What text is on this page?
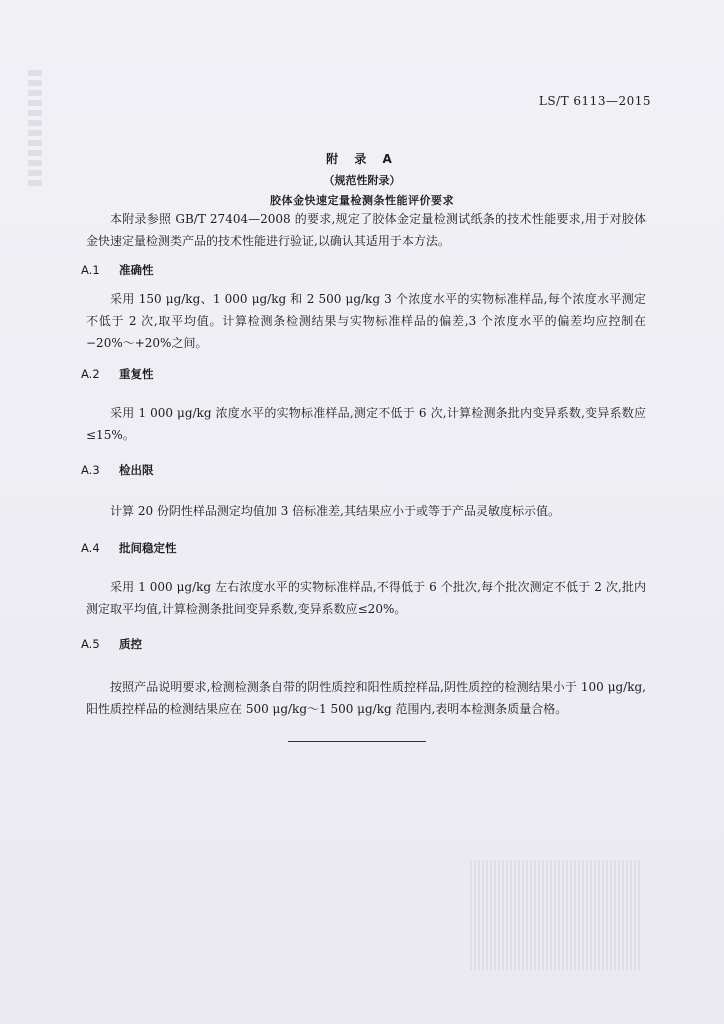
LS/T 6113—2015
附 录 A
（规范性附录）
胶体金快速定量检测条性能评价要求

本附录参照 GB/T 27404—2008 的要求,规定了胶体金定量检测试纸条的技术性能要求,用于对胶体金快速定量检测类产品的技术性能进行验证,以确认其适用于本方法。

A.1 准确性

采用 150 μg/kg、1 000 μg/kg 和 2 500 μg/kg 3 个浓度水平的实物标准样品,每个浓度水平测定不低于 2 次,取平均值。计算检测条检测结果与实物标准样品的偏差,3 个浓度水平的偏差均应控制在 −20%～+20%之间。

A.2 重复性

采用 1 000 μg/kg 浓度水平的实物标准样品,测定不低于 6 次,计算检测条批内变异系数,变异系数应≤15%。

A.3 检出限

计算 20 份阴性样品测定均值加 3 倍标准差,其结果应小于或等于产品灵敏度标示值。

A.4 批间稳定性

采用 1 000 μg/kg 左右浓度水平的实物标准样品,不得低于 6 个批次,每个批次测定不低于 2 次,批内测定取平均值,计算检测条批间变异系数,变异系数应≤20%。

A.5 质控

按照产品说明要求,检测检测条自带的阴性质控和阳性质控样品,阴性质控的检测结果小于 100 μg/kg,阳性质控样品的检测结果应在 500 μg/kg～1 500 μg/kg 范围内,表明本检测条质量合格。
━━━━━━━━━━
Do this
Retype each line of the listing above word for word. Exclude the pictures.

Complete response
What text is on this page?
LS/T 6113—2015
附 录 A
（规范性附录）
胶体金快速定量检测条性能评价要求

本附录参照 GB/T 27404—2008 的要求,规定了胶体金定量检测试纸条的技术性能要求,用于对胶体金快速定量检测类产品的技术性能进行验证,以确认其适用于本方法。

A.1 准确性

采用 150 μg/kg、1 000 μg/kg 和 2 500 μg/kg 3 个浓度水平的实物标准样品,每个浓度水平测定不低于 2 次,取平均值。计算检测条检测结果与实物标准样品的偏差,3 个浓度水平的偏差均应控制在 −20%～+20%之间。

A.2 重复性

采用 1 000 μg/kg 浓度水平的实物标准样品,测定不低于 6 次,计算检测条批内变异系数,变异系数应≤15%。

A.3 检出限

计算 20 份阴性样品测定均值加 3 倍标准差,其结果应小于或等于产品灵敏度标示值。

A.4 批间稳定性

采用 1 000 μg/kg 左右浓度水平的实物标准样品,不得低于 6 个批次,每个批次测定不低于 2 次,批内测定取平均值,计算检测条批间变异系数,变异系数应≤20%。

A.5 质控

按照产品说明要求,检测检测条自带的阴性质控和阳性质控样品,阴性质控的检测结果小于 100 μg/kg,阳性质控样品的检测结果应在 500 μg/kg～1 500 μg/kg 范围内,表明本检测条质量合格。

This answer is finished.